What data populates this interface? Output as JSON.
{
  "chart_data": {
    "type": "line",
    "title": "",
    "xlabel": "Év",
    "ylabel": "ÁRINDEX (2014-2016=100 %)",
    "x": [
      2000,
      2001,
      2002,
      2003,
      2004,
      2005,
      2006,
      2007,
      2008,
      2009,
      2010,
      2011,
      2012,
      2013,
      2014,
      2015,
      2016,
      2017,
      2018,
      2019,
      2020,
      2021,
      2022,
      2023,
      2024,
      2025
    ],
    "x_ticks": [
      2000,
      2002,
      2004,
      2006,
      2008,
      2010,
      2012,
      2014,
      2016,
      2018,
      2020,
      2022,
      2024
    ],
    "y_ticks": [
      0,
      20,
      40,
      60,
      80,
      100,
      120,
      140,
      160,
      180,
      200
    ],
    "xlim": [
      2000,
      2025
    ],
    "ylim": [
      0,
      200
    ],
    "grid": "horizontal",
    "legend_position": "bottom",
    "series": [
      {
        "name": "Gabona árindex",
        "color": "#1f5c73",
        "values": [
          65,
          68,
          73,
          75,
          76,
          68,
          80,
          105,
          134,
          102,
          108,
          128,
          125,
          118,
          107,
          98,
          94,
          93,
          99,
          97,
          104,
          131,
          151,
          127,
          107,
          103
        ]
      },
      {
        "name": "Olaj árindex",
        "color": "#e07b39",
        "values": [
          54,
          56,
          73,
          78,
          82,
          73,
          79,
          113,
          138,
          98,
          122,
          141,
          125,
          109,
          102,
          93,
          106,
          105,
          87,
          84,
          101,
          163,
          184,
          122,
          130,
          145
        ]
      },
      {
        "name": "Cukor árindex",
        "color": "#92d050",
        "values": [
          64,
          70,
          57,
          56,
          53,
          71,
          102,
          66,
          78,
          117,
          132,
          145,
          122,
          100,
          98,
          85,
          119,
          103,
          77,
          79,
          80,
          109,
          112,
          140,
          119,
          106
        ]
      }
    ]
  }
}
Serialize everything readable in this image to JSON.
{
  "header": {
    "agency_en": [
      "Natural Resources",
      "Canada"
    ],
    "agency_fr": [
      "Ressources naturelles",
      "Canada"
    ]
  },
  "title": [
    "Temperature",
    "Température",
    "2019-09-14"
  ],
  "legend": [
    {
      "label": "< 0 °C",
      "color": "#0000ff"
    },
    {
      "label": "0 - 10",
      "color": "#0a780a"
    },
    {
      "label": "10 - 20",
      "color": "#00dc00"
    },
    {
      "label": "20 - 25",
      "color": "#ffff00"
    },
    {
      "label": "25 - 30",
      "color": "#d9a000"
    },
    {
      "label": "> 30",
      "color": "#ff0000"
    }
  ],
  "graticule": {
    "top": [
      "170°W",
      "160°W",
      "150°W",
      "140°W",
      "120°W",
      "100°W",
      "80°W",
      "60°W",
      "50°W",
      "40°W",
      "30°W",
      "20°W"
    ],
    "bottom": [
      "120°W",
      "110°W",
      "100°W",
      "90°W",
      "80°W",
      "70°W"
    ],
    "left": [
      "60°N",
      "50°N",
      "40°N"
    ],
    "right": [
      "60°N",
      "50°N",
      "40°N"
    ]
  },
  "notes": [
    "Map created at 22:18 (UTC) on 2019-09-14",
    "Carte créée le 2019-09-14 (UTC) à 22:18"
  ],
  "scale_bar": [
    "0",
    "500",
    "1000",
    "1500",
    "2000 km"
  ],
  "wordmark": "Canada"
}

* * * * *

- Request
Extract all of the data shown above without alteration.

- Worked answer
What data populates this interface? Output as JSON.
{
  "chart_data": {
    "type": "line",
    "title": "",
    "xlabel": "Év",
    "ylabel": "ÁRINDEX (2014-2016=100 %)",
    "x": [
      2000,
      2001,
      2002,
      2003,
      2004,
      2005,
      2006,
      2007,
      2008,
      2009,
      2010,
      2011,
      2012,
      2013,
      2014,
      2015,
      2016,
      2017,
      2018,
      2019,
      2020,
      2021,
      2022,
      2023,
      2024,
      2025
    ],
    "x_ticks": [
      2000,
      2002,
      2004,
      2006,
      2008,
      2010,
      2012,
      2014,
      2016,
      2018,
      2020,
      2022,
      2024
    ],
    "y_ticks": [
      0,
      20,
      40,
      60,
      80,
      100,
      120,
      140,
      160,
      180,
      200
    ],
    "xlim": [
      2000,
      2025
    ],
    "ylim": [
      0,
      200
    ],
    "grid": "horizontal",
    "legend_position": "bottom",
    "series": [
      {
        "name": "Gabona árindex",
        "color": "#1f5c73",
        "values": [
          65,
          68,
          73,
          75,
          76,
          68,
          80,
          105,
          134,
          102,
          108,
          128,
          125,
          118,
          107,
          98,
          94,
          93,
          99,
          97,
          104,
          131,
          151,
          127,
          107,
          103
        ]
      },
      {
        "name": "Olaj árindex",
        "color": "#e07b39",
        "values": [
          54,
          56,
          73,
          78,
          82,
          73,
          79,
          113,
          138,
          98,
          122,
          141,
          125,
          109,
          102,
          93,
          106,
          105,
          87,
          84,
          101,
          163,
          184,
          122,
          130,
          145
        ]
      },
      {
        "name": "Cukor árindex",
        "color": "#92d050",
        "values": [
          64,
          70,
          57,
          56,
          53,
          71,
          102,
          66,
          78,
          117,
          132,
          145,
          122,
          100,
          98,
          85,
          119,
          103,
          77,
          79,
          80,
          109,
          112,
          140,
          119,
          106
        ]
      }
    ]
  }
}
Serialize everything readable in this image to JSON.
{
  "header": {
    "agency_en": [
      "Natural Resources",
      "Canada"
    ],
    "agency_fr": [
      "Ressources naturelles",
      "Canada"
    ]
  },
  "title": [
    "Temperature",
    "Température",
    "2019-09-14"
  ],
  "legend": [
    {
      "label": "< 0 °C",
      "color": "#0000ff"
    },
    {
      "label": "0 - 10",
      "color": "#0a780a"
    },
    {
      "label": "10 - 20",
      "color": "#00dc00"
    },
    {
      "label": "20 - 25",
      "color": "#ffff00"
    },
    {
      "label": "25 - 30",
      "color": "#d9a000"
    },
    {
      "label": "> 30",
      "color": "#ff0000"
    }
  ],
  "graticule": {
    "top": [
      "170°W",
      "160°W",
      "150°W",
      "140°W",
      "120°W",
      "100°W",
      "80°W",
      "60°W",
      "50°W",
      "40°W",
      "30°W",
      "20°W"
    ],
    "bottom": [
      "120°W",
      "110°W",
      "100°W",
      "90°W",
      "80°W",
      "70°W"
    ],
    "left": [
      "60°N",
      "50°N",
      "40°N"
    ],
    "right": [
      "60°N",
      "50°N",
      "40°N"
    ]
  },
  "notes": [
    "Map created at 22:18 (UTC) on 2019-09-14",
    "Carte créée le 2019-09-14 (UTC) à 22:18"
  ],
  "scale_bar": [
    "0",
    "500",
    "1000",
    "1500",
    "2000 km"
  ],
  "wordmark": "Canada"
}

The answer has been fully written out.